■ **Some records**
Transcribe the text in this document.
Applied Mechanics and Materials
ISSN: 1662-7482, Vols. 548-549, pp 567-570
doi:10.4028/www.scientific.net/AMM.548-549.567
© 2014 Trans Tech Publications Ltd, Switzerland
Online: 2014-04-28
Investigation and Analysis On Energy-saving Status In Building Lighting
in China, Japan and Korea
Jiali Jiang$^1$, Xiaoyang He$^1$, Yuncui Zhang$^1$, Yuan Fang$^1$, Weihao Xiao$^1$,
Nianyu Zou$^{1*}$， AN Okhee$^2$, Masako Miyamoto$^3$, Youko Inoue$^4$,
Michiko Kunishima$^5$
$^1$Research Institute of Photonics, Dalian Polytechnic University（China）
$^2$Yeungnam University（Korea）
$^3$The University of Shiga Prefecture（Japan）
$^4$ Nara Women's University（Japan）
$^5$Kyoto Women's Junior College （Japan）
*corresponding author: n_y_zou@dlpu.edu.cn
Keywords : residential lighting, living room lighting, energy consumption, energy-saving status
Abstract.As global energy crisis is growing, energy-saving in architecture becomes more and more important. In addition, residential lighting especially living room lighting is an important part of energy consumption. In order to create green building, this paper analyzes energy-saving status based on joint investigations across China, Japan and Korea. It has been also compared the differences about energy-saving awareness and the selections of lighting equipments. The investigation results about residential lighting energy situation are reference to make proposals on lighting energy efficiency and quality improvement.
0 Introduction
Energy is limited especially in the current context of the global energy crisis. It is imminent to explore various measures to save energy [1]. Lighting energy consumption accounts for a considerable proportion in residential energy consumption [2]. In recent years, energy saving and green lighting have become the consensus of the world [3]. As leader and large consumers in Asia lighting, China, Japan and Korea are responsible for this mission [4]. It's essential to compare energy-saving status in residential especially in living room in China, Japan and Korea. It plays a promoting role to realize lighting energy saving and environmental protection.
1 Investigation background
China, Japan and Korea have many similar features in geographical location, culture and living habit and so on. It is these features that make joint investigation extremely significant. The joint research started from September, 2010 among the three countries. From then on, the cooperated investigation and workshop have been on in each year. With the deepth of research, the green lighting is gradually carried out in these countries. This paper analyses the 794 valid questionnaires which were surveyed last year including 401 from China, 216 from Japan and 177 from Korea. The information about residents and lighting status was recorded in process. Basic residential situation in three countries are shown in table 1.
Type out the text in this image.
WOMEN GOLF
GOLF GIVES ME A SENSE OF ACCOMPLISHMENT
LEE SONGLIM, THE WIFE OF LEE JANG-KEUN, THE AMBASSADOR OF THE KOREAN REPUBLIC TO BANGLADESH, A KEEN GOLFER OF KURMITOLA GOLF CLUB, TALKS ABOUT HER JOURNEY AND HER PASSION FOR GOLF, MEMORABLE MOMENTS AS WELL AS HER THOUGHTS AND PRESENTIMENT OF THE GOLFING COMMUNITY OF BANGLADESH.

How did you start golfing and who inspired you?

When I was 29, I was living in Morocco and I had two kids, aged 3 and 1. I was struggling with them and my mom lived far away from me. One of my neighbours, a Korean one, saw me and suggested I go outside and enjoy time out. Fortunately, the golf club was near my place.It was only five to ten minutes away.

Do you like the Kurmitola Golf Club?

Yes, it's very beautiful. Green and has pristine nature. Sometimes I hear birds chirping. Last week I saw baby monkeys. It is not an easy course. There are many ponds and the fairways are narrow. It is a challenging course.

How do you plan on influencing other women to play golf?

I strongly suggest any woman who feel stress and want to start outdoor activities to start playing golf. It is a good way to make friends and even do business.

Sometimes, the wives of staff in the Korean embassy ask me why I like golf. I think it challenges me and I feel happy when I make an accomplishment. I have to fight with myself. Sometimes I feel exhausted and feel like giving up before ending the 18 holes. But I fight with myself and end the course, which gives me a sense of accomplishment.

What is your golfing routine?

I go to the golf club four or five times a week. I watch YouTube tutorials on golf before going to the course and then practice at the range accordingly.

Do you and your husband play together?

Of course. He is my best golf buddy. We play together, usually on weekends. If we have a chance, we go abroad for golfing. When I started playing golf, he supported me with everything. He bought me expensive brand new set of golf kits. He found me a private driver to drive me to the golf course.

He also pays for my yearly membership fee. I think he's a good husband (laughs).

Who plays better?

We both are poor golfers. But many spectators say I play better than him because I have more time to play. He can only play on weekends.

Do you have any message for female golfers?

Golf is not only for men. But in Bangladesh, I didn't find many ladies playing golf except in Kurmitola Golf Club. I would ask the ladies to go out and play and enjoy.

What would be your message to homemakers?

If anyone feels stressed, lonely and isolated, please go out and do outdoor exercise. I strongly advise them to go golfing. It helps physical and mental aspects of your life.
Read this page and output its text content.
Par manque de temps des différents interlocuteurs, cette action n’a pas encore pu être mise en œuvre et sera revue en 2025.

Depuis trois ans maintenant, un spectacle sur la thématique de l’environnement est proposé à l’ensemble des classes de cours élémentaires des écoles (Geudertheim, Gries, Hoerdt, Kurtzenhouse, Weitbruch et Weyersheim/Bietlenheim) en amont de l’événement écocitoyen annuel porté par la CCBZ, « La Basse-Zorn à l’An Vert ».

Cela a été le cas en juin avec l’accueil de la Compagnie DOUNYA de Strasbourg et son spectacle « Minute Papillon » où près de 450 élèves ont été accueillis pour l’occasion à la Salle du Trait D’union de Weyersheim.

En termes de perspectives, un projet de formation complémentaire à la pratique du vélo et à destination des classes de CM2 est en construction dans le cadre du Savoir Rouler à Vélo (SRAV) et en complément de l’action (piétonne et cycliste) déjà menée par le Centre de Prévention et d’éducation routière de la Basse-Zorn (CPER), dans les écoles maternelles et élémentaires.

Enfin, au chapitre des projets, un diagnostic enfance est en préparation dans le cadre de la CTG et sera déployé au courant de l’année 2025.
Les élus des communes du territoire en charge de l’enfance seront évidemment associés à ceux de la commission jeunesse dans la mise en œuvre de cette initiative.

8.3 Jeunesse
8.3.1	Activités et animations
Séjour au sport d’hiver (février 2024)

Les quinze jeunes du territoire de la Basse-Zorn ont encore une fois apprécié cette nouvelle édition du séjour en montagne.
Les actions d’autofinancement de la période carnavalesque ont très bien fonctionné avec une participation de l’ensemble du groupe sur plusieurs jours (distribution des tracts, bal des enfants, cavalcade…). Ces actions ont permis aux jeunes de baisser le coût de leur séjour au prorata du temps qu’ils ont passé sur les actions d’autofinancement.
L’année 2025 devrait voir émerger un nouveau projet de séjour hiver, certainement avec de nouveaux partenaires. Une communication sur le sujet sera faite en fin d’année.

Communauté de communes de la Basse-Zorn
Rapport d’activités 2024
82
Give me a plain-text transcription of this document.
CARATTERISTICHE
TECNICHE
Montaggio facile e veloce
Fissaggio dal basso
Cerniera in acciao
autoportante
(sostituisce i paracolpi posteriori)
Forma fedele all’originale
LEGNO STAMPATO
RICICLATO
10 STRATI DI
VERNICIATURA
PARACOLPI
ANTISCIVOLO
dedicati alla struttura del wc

■ **Description of the task**
Pull out every line of the entries that includes the word "mise".

■ **Exercise output**
Par manque de temps des différents interlocuteurs, cette action n’a pas encore pu être mise en œuvre et sera revue en 2025.
Les élus des communes du territoire en charge de l’enfance seront évidemment associés à ceux de la commission jeunesse dans la mise en œuvre de cette initiative.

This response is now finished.